WRITTEN EXERCISE:
From the entries that follow, gather each line holding the word "OpenSUSE".

DATA:
--- START ---
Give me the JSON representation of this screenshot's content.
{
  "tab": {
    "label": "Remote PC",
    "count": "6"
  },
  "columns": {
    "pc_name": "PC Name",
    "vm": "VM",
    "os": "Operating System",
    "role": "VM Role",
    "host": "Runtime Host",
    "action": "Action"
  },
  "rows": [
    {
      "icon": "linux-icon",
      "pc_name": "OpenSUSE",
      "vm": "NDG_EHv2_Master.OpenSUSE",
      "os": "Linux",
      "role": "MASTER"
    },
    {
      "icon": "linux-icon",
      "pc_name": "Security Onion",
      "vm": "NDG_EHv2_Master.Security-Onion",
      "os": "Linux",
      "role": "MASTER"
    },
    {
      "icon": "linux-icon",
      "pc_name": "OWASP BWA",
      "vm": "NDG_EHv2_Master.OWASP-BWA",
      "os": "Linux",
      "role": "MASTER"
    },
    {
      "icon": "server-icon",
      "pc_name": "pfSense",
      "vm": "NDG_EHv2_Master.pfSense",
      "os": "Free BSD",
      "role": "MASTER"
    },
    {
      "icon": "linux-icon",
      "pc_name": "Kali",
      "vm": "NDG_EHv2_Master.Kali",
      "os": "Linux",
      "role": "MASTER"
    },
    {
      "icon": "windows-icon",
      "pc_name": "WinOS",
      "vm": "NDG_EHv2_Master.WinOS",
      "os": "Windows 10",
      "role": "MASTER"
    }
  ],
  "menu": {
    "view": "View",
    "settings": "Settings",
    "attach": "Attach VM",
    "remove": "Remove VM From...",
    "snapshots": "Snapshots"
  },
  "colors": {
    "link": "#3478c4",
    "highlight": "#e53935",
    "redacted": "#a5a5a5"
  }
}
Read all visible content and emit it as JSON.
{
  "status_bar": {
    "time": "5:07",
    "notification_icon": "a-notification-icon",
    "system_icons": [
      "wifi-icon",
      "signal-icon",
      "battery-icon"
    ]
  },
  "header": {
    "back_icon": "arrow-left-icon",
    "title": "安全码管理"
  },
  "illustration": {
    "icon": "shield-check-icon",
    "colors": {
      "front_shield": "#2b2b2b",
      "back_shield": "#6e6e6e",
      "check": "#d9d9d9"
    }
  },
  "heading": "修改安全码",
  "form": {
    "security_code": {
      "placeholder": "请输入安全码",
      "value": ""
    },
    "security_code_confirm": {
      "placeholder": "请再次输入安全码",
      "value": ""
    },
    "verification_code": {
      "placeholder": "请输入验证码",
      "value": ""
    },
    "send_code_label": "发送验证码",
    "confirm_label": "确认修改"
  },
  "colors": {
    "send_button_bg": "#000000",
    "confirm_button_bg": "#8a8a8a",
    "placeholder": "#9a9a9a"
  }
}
--- END ---
--- START ---
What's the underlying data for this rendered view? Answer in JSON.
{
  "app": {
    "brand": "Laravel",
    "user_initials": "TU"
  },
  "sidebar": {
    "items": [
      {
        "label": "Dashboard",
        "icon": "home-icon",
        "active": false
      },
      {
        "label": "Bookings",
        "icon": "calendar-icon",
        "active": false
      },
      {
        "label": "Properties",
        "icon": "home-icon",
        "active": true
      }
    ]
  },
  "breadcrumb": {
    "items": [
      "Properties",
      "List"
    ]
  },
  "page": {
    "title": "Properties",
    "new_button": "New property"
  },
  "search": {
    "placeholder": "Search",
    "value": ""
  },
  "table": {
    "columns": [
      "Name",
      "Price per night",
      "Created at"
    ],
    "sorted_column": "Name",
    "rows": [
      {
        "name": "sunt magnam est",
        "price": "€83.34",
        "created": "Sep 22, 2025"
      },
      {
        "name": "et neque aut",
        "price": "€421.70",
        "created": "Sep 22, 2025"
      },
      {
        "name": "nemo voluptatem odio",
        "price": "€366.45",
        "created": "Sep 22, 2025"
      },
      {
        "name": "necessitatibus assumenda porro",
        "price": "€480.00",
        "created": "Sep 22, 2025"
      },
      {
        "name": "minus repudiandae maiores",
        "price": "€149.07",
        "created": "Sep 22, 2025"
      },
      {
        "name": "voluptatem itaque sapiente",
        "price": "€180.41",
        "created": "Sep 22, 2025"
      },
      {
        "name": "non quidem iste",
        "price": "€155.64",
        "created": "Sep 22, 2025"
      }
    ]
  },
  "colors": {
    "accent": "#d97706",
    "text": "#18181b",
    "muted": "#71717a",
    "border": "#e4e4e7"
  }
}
--- END ---
--- START ---
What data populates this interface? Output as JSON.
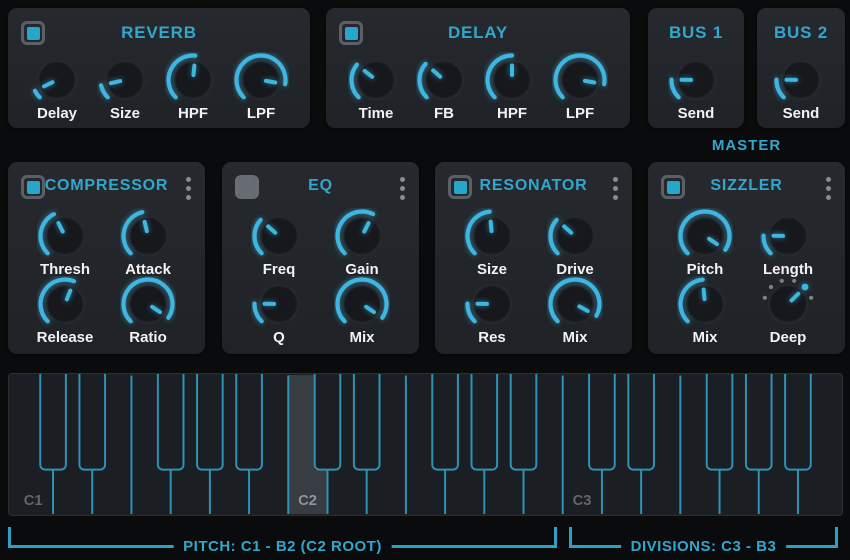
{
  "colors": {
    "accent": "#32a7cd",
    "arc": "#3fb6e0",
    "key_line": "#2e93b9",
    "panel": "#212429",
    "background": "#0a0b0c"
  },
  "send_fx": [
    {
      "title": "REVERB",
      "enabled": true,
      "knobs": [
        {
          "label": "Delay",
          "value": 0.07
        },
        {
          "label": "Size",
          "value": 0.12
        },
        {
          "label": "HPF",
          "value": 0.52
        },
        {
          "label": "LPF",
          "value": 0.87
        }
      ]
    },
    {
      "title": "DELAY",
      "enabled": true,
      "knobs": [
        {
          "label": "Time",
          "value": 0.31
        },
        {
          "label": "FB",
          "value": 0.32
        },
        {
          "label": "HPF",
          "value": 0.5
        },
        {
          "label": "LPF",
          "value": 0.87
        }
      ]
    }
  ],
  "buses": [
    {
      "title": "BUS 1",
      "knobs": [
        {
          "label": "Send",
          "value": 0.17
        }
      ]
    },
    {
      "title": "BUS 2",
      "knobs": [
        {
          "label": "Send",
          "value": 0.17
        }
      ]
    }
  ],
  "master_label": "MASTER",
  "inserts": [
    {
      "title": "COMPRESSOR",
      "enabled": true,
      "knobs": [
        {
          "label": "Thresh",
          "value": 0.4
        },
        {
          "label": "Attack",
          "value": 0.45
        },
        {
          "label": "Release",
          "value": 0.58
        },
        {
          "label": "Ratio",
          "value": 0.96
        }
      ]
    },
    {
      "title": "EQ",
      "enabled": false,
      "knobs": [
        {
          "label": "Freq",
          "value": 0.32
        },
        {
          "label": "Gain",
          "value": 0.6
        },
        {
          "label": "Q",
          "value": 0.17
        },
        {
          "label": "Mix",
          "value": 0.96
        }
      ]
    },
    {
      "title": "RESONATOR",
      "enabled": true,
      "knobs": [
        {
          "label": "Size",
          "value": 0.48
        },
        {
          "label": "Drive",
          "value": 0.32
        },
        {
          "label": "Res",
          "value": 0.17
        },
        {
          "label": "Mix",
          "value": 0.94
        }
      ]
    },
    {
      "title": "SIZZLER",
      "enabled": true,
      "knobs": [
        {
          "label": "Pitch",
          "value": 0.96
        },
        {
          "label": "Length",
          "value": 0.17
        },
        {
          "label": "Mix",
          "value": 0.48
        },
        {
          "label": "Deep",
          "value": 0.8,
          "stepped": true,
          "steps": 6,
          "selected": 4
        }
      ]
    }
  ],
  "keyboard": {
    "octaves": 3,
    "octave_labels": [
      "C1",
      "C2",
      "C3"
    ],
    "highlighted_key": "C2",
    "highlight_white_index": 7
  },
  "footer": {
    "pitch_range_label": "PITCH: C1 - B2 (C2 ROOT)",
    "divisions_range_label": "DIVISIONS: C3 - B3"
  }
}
--- END ---
ANSWER FOR THIS EXERCISE:
      "pc_name": "OpenSUSE",
      "vm": "NDG_EHv2_Master.OpenSUSE",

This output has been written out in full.